# Records for the exercise:
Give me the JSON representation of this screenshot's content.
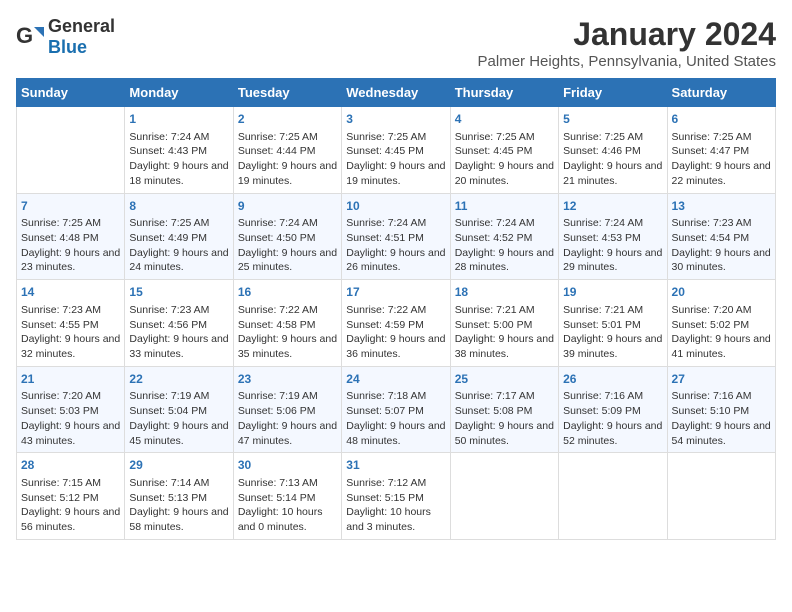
{
  "header": {
    "logo": {
      "general": "General",
      "blue": "Blue"
    },
    "title": "January 2024",
    "subtitle": "Palmer Heights, Pennsylvania, United States"
  },
  "weekdays": [
    "Sunday",
    "Monday",
    "Tuesday",
    "Wednesday",
    "Thursday",
    "Friday",
    "Saturday"
  ],
  "weeks": [
    [
      {
        "day": "",
        "sunrise": "",
        "sunset": "",
        "daylight": ""
      },
      {
        "day": "1",
        "sunrise": "Sunrise: 7:24 AM",
        "sunset": "Sunset: 4:43 PM",
        "daylight": "Daylight: 9 hours and 18 minutes."
      },
      {
        "day": "2",
        "sunrise": "Sunrise: 7:25 AM",
        "sunset": "Sunset: 4:44 PM",
        "daylight": "Daylight: 9 hours and 19 minutes."
      },
      {
        "day": "3",
        "sunrise": "Sunrise: 7:25 AM",
        "sunset": "Sunset: 4:45 PM",
        "daylight": "Daylight: 9 hours and 19 minutes."
      },
      {
        "day": "4",
        "sunrise": "Sunrise: 7:25 AM",
        "sunset": "Sunset: 4:45 PM",
        "daylight": "Daylight: 9 hours and 20 minutes."
      },
      {
        "day": "5",
        "sunrise": "Sunrise: 7:25 AM",
        "sunset": "Sunset: 4:46 PM",
        "daylight": "Daylight: 9 hours and 21 minutes."
      },
      {
        "day": "6",
        "sunrise": "Sunrise: 7:25 AM",
        "sunset": "Sunset: 4:47 PM",
        "daylight": "Daylight: 9 hours and 22 minutes."
      }
    ],
    [
      {
        "day": "7",
        "sunrise": "Sunrise: 7:25 AM",
        "sunset": "Sunset: 4:48 PM",
        "daylight": "Daylight: 9 hours and 23 minutes."
      },
      {
        "day": "8",
        "sunrise": "Sunrise: 7:25 AM",
        "sunset": "Sunset: 4:49 PM",
        "daylight": "Daylight: 9 hours and 24 minutes."
      },
      {
        "day": "9",
        "sunrise": "Sunrise: 7:24 AM",
        "sunset": "Sunset: 4:50 PM",
        "daylight": "Daylight: 9 hours and 25 minutes."
      },
      {
        "day": "10",
        "sunrise": "Sunrise: 7:24 AM",
        "sunset": "Sunset: 4:51 PM",
        "daylight": "Daylight: 9 hours and 26 minutes."
      },
      {
        "day": "11",
        "sunrise": "Sunrise: 7:24 AM",
        "sunset": "Sunset: 4:52 PM",
        "daylight": "Daylight: 9 hours and 28 minutes."
      },
      {
        "day": "12",
        "sunrise": "Sunrise: 7:24 AM",
        "sunset": "Sunset: 4:53 PM",
        "daylight": "Daylight: 9 hours and 29 minutes."
      },
      {
        "day": "13",
        "sunrise": "Sunrise: 7:23 AM",
        "sunset": "Sunset: 4:54 PM",
        "daylight": "Daylight: 9 hours and 30 minutes."
      }
    ],
    [
      {
        "day": "14",
        "sunrise": "Sunrise: 7:23 AM",
        "sunset": "Sunset: 4:55 PM",
        "daylight": "Daylight: 9 hours and 32 minutes."
      },
      {
        "day": "15",
        "sunrise": "Sunrise: 7:23 AM",
        "sunset": "Sunset: 4:56 PM",
        "daylight": "Daylight: 9 hours and 33 minutes."
      },
      {
        "day": "16",
        "sunrise": "Sunrise: 7:22 AM",
        "sunset": "Sunset: 4:58 PM",
        "daylight": "Daylight: 9 hours and 35 minutes."
      },
      {
        "day": "17",
        "sunrise": "Sunrise: 7:22 AM",
        "sunset": "Sunset: 4:59 PM",
        "daylight": "Daylight: 9 hours and 36 minutes."
      },
      {
        "day": "18",
        "sunrise": "Sunrise: 7:21 AM",
        "sunset": "Sunset: 5:00 PM",
        "daylight": "Daylight: 9 hours and 38 minutes."
      },
      {
        "day": "19",
        "sunrise": "Sunrise: 7:21 AM",
        "sunset": "Sunset: 5:01 PM",
        "daylight": "Daylight: 9 hours and 39 minutes."
      },
      {
        "day": "20",
        "sunrise": "Sunrise: 7:20 AM",
        "sunset": "Sunset: 5:02 PM",
        "daylight": "Daylight: 9 hours and 41 minutes."
      }
    ],
    [
      {
        "day": "21",
        "sunrise": "Sunrise: 7:20 AM",
        "sunset": "Sunset: 5:03 PM",
        "daylight": "Daylight: 9 hours and 43 minutes."
      },
      {
        "day": "22",
        "sunrise": "Sunrise: 7:19 AM",
        "sunset": "Sunset: 5:04 PM",
        "daylight": "Daylight: 9 hours and 45 minutes."
      },
      {
        "day": "23",
        "sunrise": "Sunrise: 7:19 AM",
        "sunset": "Sunset: 5:06 PM",
        "daylight": "Daylight: 9 hours and 47 minutes."
      },
      {
        "day": "24",
        "sunrise": "Sunrise: 7:18 AM",
        "sunset": "Sunset: 5:07 PM",
        "daylight": "Daylight: 9 hours and 48 minutes."
      },
      {
        "day": "25",
        "sunrise": "Sunrise: 7:17 AM",
        "sunset": "Sunset: 5:08 PM",
        "daylight": "Daylight: 9 hours and 50 minutes."
      },
      {
        "day": "26",
        "sunrise": "Sunrise: 7:16 AM",
        "sunset": "Sunset: 5:09 PM",
        "daylight": "Daylight: 9 hours and 52 minutes."
      },
      {
        "day": "27",
        "sunrise": "Sunrise: 7:16 AM",
        "sunset": "Sunset: 5:10 PM",
        "daylight": "Daylight: 9 hours and 54 minutes."
      }
    ],
    [
      {
        "day": "28",
        "sunrise": "Sunrise: 7:15 AM",
        "sunset": "Sunset: 5:12 PM",
        "daylight": "Daylight: 9 hours and 56 minutes."
      },
      {
        "day": "29",
        "sunrise": "Sunrise: 7:14 AM",
        "sunset": "Sunset: 5:13 PM",
        "daylight": "Daylight: 9 hours and 58 minutes."
      },
      {
        "day": "30",
        "sunrise": "Sunrise: 7:13 AM",
        "sunset": "Sunset: 5:14 PM",
        "daylight": "Daylight: 10 hours and 0 minutes."
      },
      {
        "day": "31",
        "sunrise": "Sunrise: 7:12 AM",
        "sunset": "Sunset: 5:15 PM",
        "daylight": "Daylight: 10 hours and 3 minutes."
      },
      {
        "day": "",
        "sunrise": "",
        "sunset": "",
        "daylight": ""
      },
      {
        "day": "",
        "sunrise": "",
        "sunset": "",
        "daylight": ""
      },
      {
        "day": "",
        "sunrise": "",
        "sunset": "",
        "daylight": ""
      }
    ]
  ]
}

# Task requirements:
Return the whole listing, word for word, and leave out every picture.

# Answer for this exercise:
Give me the JSON representation of this screenshot's content.
{
  "header": {
    "logo": {
      "general": "General",
      "blue": "Blue"
    },
    "title": "January 2024",
    "subtitle": "Palmer Heights, Pennsylvania, United States"
  },
  "weekdays": [
    "Sunday",
    "Monday",
    "Tuesday",
    "Wednesday",
    "Thursday",
    "Friday",
    "Saturday"
  ],
  "weeks": [
    [
      {
        "day": "",
        "sunrise": "",
        "sunset": "",
        "daylight": ""
      },
      {
        "day": "1",
        "sunrise": "Sunrise: 7:24 AM",
        "sunset": "Sunset: 4:43 PM",
        "daylight": "Daylight: 9 hours and 18 minutes."
      },
      {
        "day": "2",
        "sunrise": "Sunrise: 7:25 AM",
        "sunset": "Sunset: 4:44 PM",
        "daylight": "Daylight: 9 hours and 19 minutes."
      },
      {
        "day": "3",
        "sunrise": "Sunrise: 7:25 AM",
        "sunset": "Sunset: 4:45 PM",
        "daylight": "Daylight: 9 hours and 19 minutes."
      },
      {
        "day": "4",
        "sunrise": "Sunrise: 7:25 AM",
        "sunset": "Sunset: 4:45 PM",
        "daylight": "Daylight: 9 hours and 20 minutes."
      },
      {
        "day": "5",
        "sunrise": "Sunrise: 7:25 AM",
        "sunset": "Sunset: 4:46 PM",
        "daylight": "Daylight: 9 hours and 21 minutes."
      },
      {
        "day": "6",
        "sunrise": "Sunrise: 7:25 AM",
        "sunset": "Sunset: 4:47 PM",
        "daylight": "Daylight: 9 hours and 22 minutes."
      }
    ],
    [
      {
        "day": "7",
        "sunrise": "Sunrise: 7:25 AM",
        "sunset": "Sunset: 4:48 PM",
        "daylight": "Daylight: 9 hours and 23 minutes."
      },
      {
        "day": "8",
        "sunrise": "Sunrise: 7:25 AM",
        "sunset": "Sunset: 4:49 PM",
        "daylight": "Daylight: 9 hours and 24 minutes."
      },
      {
        "day": "9",
        "sunrise": "Sunrise: 7:24 AM",
        "sunset": "Sunset: 4:50 PM",
        "daylight": "Daylight: 9 hours and 25 minutes."
      },
      {
        "day": "10",
        "sunrise": "Sunrise: 7:24 AM",
        "sunset": "Sunset: 4:51 PM",
        "daylight": "Daylight: 9 hours and 26 minutes."
      },
      {
        "day": "11",
        "sunrise": "Sunrise: 7:24 AM",
        "sunset": "Sunset: 4:52 PM",
        "daylight": "Daylight: 9 hours and 28 minutes."
      },
      {
        "day": "12",
        "sunrise": "Sunrise: 7:24 AM",
        "sunset": "Sunset: 4:53 PM",
        "daylight": "Daylight: 9 hours and 29 minutes."
      },
      {
        "day": "13",
        "sunrise": "Sunrise: 7:23 AM",
        "sunset": "Sunset: 4:54 PM",
        "daylight": "Daylight: 9 hours and 30 minutes."
      }
    ],
    [
      {
        "day": "14",
        "sunrise": "Sunrise: 7:23 AM",
        "sunset": "Sunset: 4:55 PM",
        "daylight": "Daylight: 9 hours and 32 minutes."
      },
      {
        "day": "15",
        "sunrise": "Sunrise: 7:23 AM",
        "sunset": "Sunset: 4:56 PM",
        "daylight": "Daylight: 9 hours and 33 minutes."
      },
      {
        "day": "16",
        "sunrise": "Sunrise: 7:22 AM",
        "sunset": "Sunset: 4:58 PM",
        "daylight": "Daylight: 9 hours and 35 minutes."
      },
      {
        "day": "17",
        "sunrise": "Sunrise: 7:22 AM",
        "sunset": "Sunset: 4:59 PM",
        "daylight": "Daylight: 9 hours and 36 minutes."
      },
      {
        "day": "18",
        "sunrise": "Sunrise: 7:21 AM",
        "sunset": "Sunset: 5:00 PM",
        "daylight": "Daylight: 9 hours and 38 minutes."
      },
      {
        "day": "19",
        "sunrise": "Sunrise: 7:21 AM",
        "sunset": "Sunset: 5:01 PM",
        "daylight": "Daylight: 9 hours and 39 minutes."
      },
      {
        "day": "20",
        "sunrise": "Sunrise: 7:20 AM",
        "sunset": "Sunset: 5:02 PM",
        "daylight": "Daylight: 9 hours and 41 minutes."
      }
    ],
    [
      {
        "day": "21",
        "sunrise": "Sunrise: 7:20 AM",
        "sunset": "Sunset: 5:03 PM",
        "daylight": "Daylight: 9 hours and 43 minutes."
      },
      {
        "day": "22",
        "sunrise": "Sunrise: 7:19 AM",
        "sunset": "Sunset: 5:04 PM",
        "daylight": "Daylight: 9 hours and 45 minutes."
      },
      {
        "day": "23",
        "sunrise": "Sunrise: 7:19 AM",
        "sunset": "Sunset: 5:06 PM",
        "daylight": "Daylight: 9 hours and 47 minutes."
      },
      {
        "day": "24",
        "sunrise": "Sunrise: 7:18 AM",
        "sunset": "Sunset: 5:07 PM",
        "daylight": "Daylight: 9 hours and 48 minutes."
      },
      {
        "day": "25",
        "sunrise": "Sunrise: 7:17 AM",
        "sunset": "Sunset: 5:08 PM",
        "daylight": "Daylight: 9 hours and 50 minutes."
      },
      {
        "day": "26",
        "sunrise": "Sunrise: 7:16 AM",
        "sunset": "Sunset: 5:09 PM",
        "daylight": "Daylight: 9 hours and 52 minutes."
      },
      {
        "day": "27",
        "sunrise": "Sunrise: 7:16 AM",
        "sunset": "Sunset: 5:10 PM",
        "daylight": "Daylight: 9 hours and 54 minutes."
      }
    ],
    [
      {
        "day": "28",
        "sunrise": "Sunrise: 7:15 AM",
        "sunset": "Sunset: 5:12 PM",
        "daylight": "Daylight: 9 hours and 56 minutes."
      },
      {
        "day": "29",
        "sunrise": "Sunrise: 7:14 AM",
        "sunset": "Sunset: 5:13 PM",
        "daylight": "Daylight: 9 hours and 58 minutes."
      },
      {
        "day": "30",
        "sunrise": "Sunrise: 7:13 AM",
        "sunset": "Sunset: 5:14 PM",
        "daylight": "Daylight: 10 hours and 0 minutes."
      },
      {
        "day": "31",
        "sunrise": "Sunrise: 7:12 AM",
        "sunset": "Sunset: 5:15 PM",
        "daylight": "Daylight: 10 hours and 3 minutes."
      },
      {
        "day": "",
        "sunrise": "",
        "sunset": "",
        "daylight": ""
      },
      {
        "day": "",
        "sunrise": "",
        "sunset": "",
        "daylight": ""
      },
      {
        "day": "",
        "sunrise": "",
        "sunset": "",
        "daylight": ""
      }
    ]
  ]
}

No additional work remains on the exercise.